[start of RECORDS FOR THIS TASK]

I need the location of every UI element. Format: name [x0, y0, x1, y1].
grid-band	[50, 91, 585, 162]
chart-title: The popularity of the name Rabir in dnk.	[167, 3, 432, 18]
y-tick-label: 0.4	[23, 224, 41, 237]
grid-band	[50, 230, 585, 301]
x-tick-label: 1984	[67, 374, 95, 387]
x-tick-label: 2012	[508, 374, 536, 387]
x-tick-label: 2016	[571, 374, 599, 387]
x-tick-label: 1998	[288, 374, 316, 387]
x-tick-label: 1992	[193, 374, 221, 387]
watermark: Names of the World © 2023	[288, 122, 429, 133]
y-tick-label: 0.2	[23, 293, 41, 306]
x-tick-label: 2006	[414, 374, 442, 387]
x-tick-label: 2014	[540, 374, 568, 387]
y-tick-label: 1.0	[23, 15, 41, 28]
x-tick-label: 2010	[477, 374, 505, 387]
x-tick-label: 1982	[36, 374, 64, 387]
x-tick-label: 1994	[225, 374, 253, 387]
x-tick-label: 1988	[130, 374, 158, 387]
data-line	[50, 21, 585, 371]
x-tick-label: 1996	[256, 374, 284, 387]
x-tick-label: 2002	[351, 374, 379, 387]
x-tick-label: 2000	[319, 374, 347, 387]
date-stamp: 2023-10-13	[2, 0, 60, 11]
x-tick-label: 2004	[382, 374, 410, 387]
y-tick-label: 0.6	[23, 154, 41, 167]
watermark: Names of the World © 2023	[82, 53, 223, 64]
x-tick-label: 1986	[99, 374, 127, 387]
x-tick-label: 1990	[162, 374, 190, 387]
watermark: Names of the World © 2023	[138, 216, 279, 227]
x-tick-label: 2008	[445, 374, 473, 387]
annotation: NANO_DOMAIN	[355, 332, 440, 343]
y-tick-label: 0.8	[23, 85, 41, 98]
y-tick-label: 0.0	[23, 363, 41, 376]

[end of RECORDS FOR THIS TASK]

WHAT TO WORK ON:
Lay out every line of the items above as a numbered list, leaving out any blank lines.

SOLUTION TO THIS TASK:
1. I need the location of every UI element. Format: name [x0, y0, x1, y1].
2. grid-band	[50, 91, 585, 162]
3. chart-title: The popularity of the name Rabir in dnk.	[167, 3, 432, 18]
4. y-tick-label: 0.4	[23, 224, 41, 237]
5. grid-band	[50, 230, 585, 301]
6. x-tick-label: 1984	[67, 374, 95, 387]
7. x-tick-label: 2012	[508, 374, 536, 387]
8. x-tick-label: 2016	[571, 374, 599, 387]
9. x-tick-label: 1998	[288, 374, 316, 387]
10. x-tick-label: 1992	[193, 374, 221, 387]
11. watermark: Names of the World © 2023	[288, 122, 429, 133]
12. y-tick-label: 0.2	[23, 293, 41, 306]
13. x-tick-label: 2006	[414, 374, 442, 387]
14. x-tick-label: 2014	[540, 374, 568, 387]
15. y-tick-label: 1.0	[23, 15, 41, 28]
16. x-tick-label: 2010	[477, 374, 505, 387]
17. x-tick-label: 1982	[36, 374, 64, 387]
18. x-tick-label: 1994	[225, 374, 253, 387]
19. x-tick-label: 1988	[130, 374, 158, 387]
20. data-line	[50, 21, 585, 371]
21. x-tick-label: 1996	[256, 374, 284, 387]
22. x-tick-label: 2002	[351, 374, 379, 387]
23. x-tick-label: 2000	[319, 374, 347, 387]
24. date-stamp: 2023-10-13	[2, 0, 60, 11]
25. x-tick-label: 2004	[382, 374, 410, 387]
26. y-tick-label: 0.6	[23, 154, 41, 167]
27. watermark: Names of the World © 2023	[82, 53, 223, 64]
28. x-tick-label: 1986	[99, 374, 127, 387]
29. x-tick-label: 1990	[162, 374, 190, 387]
30. watermark: Names of the World © 2023	[138, 216, 279, 227]
31. x-tick-label: 2008	[445, 374, 473, 387]
32. annotation: NANO_DOMAIN	[355, 332, 440, 343]
33. y-tick-label: 0.8	[23, 85, 41, 98]
34. y-tick-label: 0.0	[23, 363, 41, 376]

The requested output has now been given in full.